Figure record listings

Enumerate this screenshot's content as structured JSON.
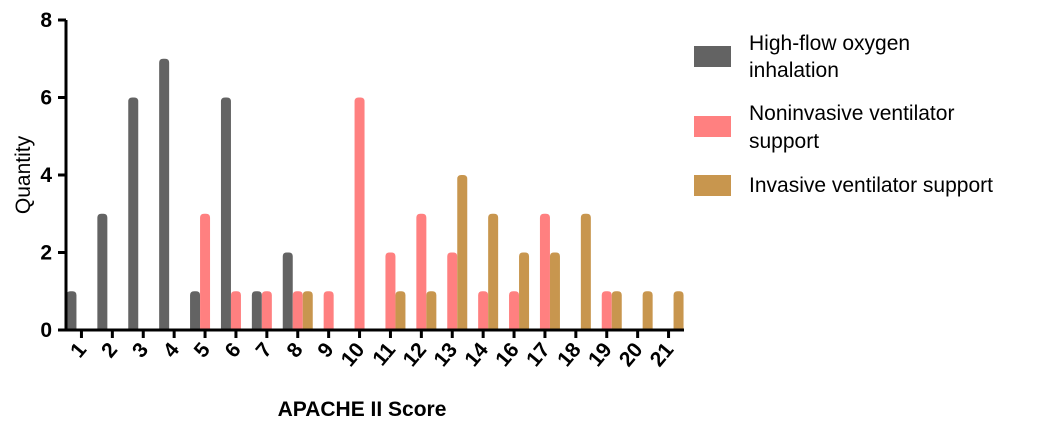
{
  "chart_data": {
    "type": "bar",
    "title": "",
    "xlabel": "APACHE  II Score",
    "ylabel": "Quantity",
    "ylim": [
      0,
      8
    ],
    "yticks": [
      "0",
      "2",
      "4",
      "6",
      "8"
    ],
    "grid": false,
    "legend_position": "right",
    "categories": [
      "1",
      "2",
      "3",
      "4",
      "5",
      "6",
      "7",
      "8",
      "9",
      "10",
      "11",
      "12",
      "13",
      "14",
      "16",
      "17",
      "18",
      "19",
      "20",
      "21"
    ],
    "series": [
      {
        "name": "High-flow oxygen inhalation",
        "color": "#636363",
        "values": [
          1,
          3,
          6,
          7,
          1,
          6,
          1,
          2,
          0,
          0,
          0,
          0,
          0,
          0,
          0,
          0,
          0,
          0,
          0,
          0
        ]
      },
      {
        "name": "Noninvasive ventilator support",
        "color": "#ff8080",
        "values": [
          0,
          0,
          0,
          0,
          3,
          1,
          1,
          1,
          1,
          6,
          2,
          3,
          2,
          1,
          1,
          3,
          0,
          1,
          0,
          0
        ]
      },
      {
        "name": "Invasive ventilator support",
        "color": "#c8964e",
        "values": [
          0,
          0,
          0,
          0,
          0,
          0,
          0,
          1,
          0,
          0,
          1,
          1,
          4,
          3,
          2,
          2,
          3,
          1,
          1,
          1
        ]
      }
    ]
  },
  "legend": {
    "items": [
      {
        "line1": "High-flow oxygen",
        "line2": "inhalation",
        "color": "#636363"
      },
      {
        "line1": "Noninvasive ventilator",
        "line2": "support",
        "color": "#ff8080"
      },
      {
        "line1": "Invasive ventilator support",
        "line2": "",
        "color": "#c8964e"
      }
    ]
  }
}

==

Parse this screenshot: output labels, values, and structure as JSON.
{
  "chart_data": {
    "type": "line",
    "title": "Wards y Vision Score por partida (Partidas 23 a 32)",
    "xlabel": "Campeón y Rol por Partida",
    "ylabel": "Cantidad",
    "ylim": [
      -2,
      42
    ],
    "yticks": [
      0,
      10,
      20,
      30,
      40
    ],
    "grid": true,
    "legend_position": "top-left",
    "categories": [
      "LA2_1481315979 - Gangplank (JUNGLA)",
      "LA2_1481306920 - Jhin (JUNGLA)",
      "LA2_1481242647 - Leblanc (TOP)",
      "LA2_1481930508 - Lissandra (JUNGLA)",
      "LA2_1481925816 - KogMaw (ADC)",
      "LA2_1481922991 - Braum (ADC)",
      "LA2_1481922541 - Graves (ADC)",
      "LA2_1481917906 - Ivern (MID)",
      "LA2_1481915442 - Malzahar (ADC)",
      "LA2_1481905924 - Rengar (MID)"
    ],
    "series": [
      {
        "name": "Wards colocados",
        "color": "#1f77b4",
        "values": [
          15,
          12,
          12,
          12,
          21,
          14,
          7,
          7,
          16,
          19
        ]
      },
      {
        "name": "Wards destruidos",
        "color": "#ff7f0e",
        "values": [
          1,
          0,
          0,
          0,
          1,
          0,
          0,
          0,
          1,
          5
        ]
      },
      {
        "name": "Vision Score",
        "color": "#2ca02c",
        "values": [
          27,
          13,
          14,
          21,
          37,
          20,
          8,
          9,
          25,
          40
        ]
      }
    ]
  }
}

TASK DETAILS.
Report each line in the preceding entries that holds the string "title".

REPLY TO THE EXERCISE.
    "title": "",
    "title": "Wards y Vision Score por partida (Partidas 23 a 32)",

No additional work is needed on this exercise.